(A run of records)
══════════
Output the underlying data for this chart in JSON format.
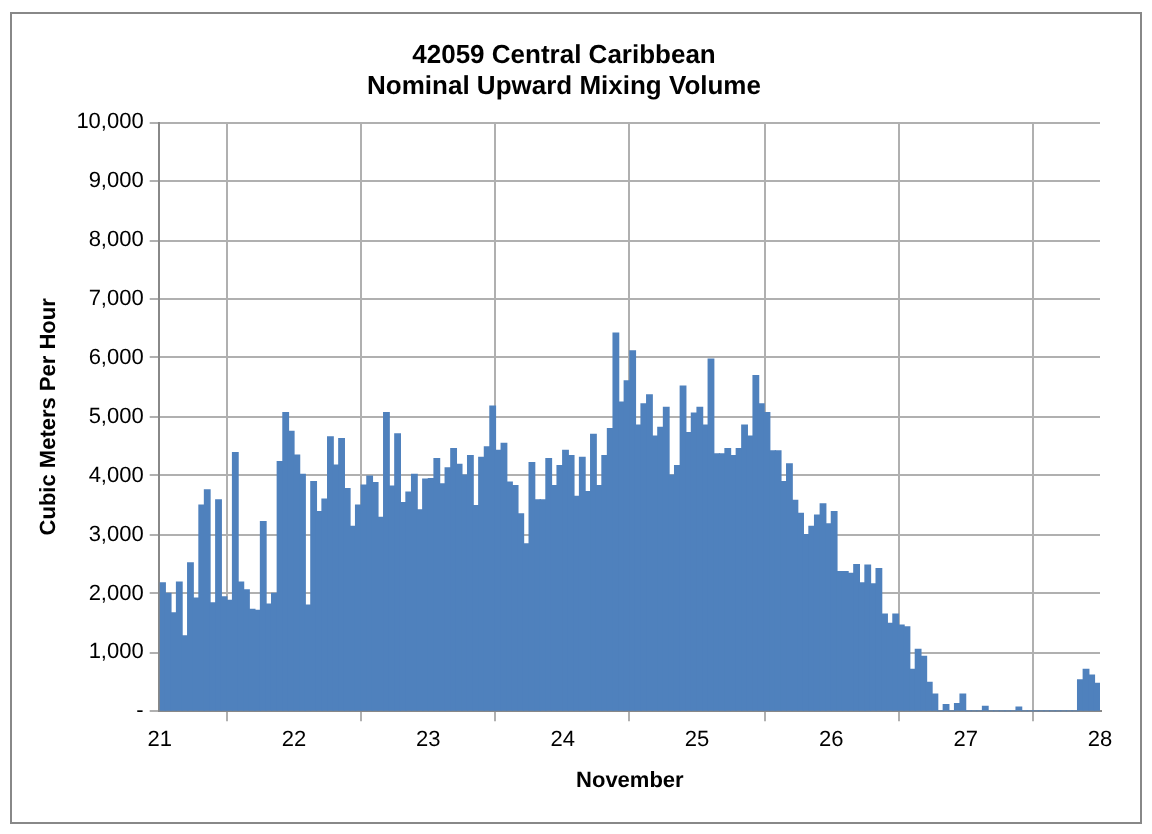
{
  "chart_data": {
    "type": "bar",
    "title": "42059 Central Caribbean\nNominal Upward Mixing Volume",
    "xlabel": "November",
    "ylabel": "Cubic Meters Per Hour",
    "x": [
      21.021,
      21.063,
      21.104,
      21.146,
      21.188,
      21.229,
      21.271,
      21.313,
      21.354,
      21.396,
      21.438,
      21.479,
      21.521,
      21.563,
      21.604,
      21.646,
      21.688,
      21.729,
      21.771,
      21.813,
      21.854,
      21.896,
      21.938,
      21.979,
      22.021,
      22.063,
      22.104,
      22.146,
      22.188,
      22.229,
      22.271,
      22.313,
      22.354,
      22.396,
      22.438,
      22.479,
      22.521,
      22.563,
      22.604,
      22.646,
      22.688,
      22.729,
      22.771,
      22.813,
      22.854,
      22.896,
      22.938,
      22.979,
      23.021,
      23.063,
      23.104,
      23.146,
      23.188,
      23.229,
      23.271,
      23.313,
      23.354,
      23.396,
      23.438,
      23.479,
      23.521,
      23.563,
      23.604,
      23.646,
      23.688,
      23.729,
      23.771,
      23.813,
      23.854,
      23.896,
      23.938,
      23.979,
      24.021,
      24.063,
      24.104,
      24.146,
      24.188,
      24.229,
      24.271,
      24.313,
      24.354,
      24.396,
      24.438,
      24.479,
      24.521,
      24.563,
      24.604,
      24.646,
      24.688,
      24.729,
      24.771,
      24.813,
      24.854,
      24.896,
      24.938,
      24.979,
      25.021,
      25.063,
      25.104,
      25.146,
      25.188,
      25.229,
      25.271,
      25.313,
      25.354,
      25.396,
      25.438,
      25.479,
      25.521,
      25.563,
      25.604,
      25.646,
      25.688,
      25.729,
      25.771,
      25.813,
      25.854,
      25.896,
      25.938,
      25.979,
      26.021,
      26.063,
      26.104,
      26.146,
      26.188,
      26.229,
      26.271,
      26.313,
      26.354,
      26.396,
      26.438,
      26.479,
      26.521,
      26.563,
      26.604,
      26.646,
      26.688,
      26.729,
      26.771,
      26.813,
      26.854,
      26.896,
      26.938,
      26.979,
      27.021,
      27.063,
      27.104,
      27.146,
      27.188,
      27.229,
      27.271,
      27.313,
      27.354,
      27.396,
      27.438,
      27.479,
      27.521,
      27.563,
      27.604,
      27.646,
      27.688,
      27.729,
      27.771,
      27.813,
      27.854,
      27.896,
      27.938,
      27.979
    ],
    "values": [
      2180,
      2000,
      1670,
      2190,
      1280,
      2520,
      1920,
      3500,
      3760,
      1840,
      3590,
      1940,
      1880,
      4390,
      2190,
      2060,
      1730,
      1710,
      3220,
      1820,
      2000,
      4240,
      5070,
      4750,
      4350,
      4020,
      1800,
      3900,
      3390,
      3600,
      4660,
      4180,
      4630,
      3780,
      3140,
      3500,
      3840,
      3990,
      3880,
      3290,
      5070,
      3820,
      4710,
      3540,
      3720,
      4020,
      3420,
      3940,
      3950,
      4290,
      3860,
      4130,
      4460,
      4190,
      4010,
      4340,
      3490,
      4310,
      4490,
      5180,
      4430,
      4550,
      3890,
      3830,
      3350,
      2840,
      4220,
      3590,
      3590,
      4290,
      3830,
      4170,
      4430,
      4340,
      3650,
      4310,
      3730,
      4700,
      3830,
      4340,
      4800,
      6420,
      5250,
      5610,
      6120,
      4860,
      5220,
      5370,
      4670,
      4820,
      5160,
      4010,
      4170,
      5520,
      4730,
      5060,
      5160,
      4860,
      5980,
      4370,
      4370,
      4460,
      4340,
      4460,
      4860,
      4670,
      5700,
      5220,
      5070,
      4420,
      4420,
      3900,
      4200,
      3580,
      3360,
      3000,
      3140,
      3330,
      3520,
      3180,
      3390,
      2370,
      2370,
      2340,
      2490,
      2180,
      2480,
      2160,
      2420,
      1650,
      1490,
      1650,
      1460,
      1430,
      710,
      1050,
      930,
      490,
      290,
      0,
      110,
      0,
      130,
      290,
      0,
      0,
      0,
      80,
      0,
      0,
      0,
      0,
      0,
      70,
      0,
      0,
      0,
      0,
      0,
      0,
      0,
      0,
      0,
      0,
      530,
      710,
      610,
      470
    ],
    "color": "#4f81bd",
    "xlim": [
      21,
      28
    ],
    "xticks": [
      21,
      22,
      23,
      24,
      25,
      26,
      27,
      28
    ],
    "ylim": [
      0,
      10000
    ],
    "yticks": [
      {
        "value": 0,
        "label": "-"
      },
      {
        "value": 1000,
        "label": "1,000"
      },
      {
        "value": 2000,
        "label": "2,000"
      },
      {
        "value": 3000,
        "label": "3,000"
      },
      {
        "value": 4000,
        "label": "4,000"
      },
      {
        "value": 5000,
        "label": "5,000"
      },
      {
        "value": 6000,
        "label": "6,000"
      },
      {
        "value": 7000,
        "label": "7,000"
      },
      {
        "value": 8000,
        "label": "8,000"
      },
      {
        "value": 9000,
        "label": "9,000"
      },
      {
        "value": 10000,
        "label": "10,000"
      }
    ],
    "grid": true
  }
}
══════════
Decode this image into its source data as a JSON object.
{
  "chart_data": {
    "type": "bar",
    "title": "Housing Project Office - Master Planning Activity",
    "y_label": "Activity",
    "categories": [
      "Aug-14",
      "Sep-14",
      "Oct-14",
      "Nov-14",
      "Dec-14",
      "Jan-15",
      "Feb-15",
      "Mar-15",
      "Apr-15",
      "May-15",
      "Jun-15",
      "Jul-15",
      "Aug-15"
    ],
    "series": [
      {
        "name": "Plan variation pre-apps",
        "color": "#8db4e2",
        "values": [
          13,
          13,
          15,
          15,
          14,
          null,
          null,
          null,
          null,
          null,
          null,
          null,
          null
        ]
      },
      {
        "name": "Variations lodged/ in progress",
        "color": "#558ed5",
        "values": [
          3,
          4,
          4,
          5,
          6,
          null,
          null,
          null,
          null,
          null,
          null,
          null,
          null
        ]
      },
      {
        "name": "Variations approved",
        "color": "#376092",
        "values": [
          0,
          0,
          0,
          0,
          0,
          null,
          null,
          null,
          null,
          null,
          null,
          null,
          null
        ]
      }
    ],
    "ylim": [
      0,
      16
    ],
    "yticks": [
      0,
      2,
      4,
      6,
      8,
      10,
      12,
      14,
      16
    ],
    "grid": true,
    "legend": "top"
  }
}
══════════
> Set problem
Counting only lines of the data above that hold "Activity", report the total and nothing else.

> Finished answer
2